Task statement
Copy all the material below, exactly as it stands.

[Data excerpts]

* * *

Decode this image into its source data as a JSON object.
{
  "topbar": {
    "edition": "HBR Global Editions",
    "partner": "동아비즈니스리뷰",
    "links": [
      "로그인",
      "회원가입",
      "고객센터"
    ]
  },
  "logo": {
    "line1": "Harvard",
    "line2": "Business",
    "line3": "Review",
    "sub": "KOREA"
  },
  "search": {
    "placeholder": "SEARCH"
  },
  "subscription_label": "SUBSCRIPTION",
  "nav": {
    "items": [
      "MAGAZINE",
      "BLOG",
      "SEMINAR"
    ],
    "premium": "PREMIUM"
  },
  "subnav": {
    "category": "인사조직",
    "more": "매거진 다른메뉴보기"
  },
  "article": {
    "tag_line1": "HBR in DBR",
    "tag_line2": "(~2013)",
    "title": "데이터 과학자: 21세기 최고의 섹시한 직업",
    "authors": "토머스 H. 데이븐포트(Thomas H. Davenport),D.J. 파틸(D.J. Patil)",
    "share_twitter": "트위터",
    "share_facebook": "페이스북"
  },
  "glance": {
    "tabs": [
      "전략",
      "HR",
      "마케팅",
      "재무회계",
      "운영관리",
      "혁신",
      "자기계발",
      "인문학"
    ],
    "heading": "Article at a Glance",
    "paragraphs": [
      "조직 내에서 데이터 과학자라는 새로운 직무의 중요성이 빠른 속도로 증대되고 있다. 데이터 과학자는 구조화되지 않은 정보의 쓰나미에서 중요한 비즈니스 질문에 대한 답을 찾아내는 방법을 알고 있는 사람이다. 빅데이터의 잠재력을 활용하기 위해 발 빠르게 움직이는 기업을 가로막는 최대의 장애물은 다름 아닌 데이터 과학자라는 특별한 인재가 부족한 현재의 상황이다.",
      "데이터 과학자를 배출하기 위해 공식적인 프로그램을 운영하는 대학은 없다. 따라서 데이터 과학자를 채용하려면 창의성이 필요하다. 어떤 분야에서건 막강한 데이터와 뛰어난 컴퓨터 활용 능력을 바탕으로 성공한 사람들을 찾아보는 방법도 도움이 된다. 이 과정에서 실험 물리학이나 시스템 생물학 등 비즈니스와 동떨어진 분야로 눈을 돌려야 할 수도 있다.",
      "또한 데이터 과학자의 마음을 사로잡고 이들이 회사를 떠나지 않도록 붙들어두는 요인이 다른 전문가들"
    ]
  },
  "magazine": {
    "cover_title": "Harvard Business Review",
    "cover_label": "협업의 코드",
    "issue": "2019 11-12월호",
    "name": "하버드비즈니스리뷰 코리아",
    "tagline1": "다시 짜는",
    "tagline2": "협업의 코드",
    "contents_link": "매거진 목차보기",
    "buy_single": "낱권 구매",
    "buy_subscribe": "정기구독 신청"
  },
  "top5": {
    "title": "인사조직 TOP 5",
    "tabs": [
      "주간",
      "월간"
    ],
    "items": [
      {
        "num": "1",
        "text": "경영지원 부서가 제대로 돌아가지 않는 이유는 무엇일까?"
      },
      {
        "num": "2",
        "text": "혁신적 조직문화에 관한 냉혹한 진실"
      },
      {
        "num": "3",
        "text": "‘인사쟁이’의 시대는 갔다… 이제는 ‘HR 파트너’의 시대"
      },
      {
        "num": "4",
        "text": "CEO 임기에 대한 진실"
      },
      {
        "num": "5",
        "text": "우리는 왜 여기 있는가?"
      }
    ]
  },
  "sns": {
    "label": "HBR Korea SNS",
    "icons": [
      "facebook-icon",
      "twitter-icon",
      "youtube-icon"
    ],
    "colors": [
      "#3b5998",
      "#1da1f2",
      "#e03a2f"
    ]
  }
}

* * *

Solution for this exercise
Decode this image into its source data as a JSON object.
{
  "topbar": {
    "edition": "HBR Global Editions",
    "partner": "동아비즈니스리뷰",
    "links": [
      "로그인",
      "회원가입",
      "고객센터"
    ]
  },
  "logo": {
    "line1": "Harvard",
    "line2": "Business",
    "line3": "Review",
    "sub": "KOREA"
  },
  "search": {
    "placeholder": "SEARCH"
  },
  "subscription_label": "SUBSCRIPTION",
  "nav": {
    "items": [
      "MAGAZINE",
      "BLOG",
      "SEMINAR"
    ],
    "premium": "PREMIUM"
  },
  "subnav": {
    "category": "인사조직",
    "more": "매거진 다른메뉴보기"
  },
  "article": {
    "tag_line1": "HBR in DBR",
    "tag_line2": "(~2013)",
    "title": "데이터 과학자: 21세기 최고의 섹시한 직업",
    "authors": "토머스 H. 데이븐포트(Thomas H. Davenport),D.J. 파틸(D.J. Patil)",
    "share_twitter": "트위터",
    "share_facebook": "페이스북"
  },
  "glance": {
    "tabs": [
      "전략",
      "HR",
      "마케팅",
      "재무회계",
      "운영관리",
      "혁신",
      "자기계발",
      "인문학"
    ],
    "heading": "Article at a Glance",
    "paragraphs": [
      "조직 내에서 데이터 과학자라는 새로운 직무의 중요성이 빠른 속도로 증대되고 있다. 데이터 과학자는 구조화되지 않은 정보의 쓰나미에서 중요한 비즈니스 질문에 대한 답을 찾아내는 방법을 알고 있는 사람이다. 빅데이터의 잠재력을 활용하기 위해 발 빠르게 움직이는 기업을 가로막는 최대의 장애물은 다름 아닌 데이터 과학자라는 특별한 인재가 부족한 현재의 상황이다.",
      "데이터 과학자를 배출하기 위해 공식적인 프로그램을 운영하는 대학은 없다. 따라서 데이터 과학자를 채용하려면 창의성이 필요하다. 어떤 분야에서건 막강한 데이터와 뛰어난 컴퓨터 활용 능력을 바탕으로 성공한 사람들을 찾아보는 방법도 도움이 된다. 이 과정에서 실험 물리학이나 시스템 생물학 등 비즈니스와 동떨어진 분야로 눈을 돌려야 할 수도 있다.",
      "또한 데이터 과학자의 마음을 사로잡고 이들이 회사를 떠나지 않도록 붙들어두는 요인이 다른 전문가들"
    ]
  },
  "magazine": {
    "cover_title": "Harvard Business Review",
    "cover_label": "협업의 코드",
    "issue": "2019 11-12월호",
    "name": "하버드비즈니스리뷰 코리아",
    "tagline1": "다시 짜는",
    "tagline2": "협업의 코드",
    "contents_link": "매거진 목차보기",
    "buy_single": "낱권 구매",
    "buy_subscribe": "정기구독 신청"
  },
  "top5": {
    "title": "인사조직 TOP 5",
    "tabs": [
      "주간",
      "월간"
    ],
    "items": [
      {
        "num": "1",
        "text": "경영지원 부서가 제대로 돌아가지 않는 이유는 무엇일까?"
      },
      {
        "num": "2",
        "text": "혁신적 조직문화에 관한 냉혹한 진실"
      },
      {
        "num": "3",
        "text": "‘인사쟁이’의 시대는 갔다… 이제는 ‘HR 파트너’의 시대"
      },
      {
        "num": "4",
        "text": "CEO 임기에 대한 진실"
      },
      {
        "num": "5",
        "text": "우리는 왜 여기 있는가?"
      }
    ]
  },
  "sns": {
    "label": "HBR Korea SNS",
    "icons": [
      "facebook-icon",
      "twitter-icon",
      "youtube-icon"
    ],
    "colors": [
      "#3b5998",
      "#1da1f2",
      "#e03a2f"
    ]
  }
}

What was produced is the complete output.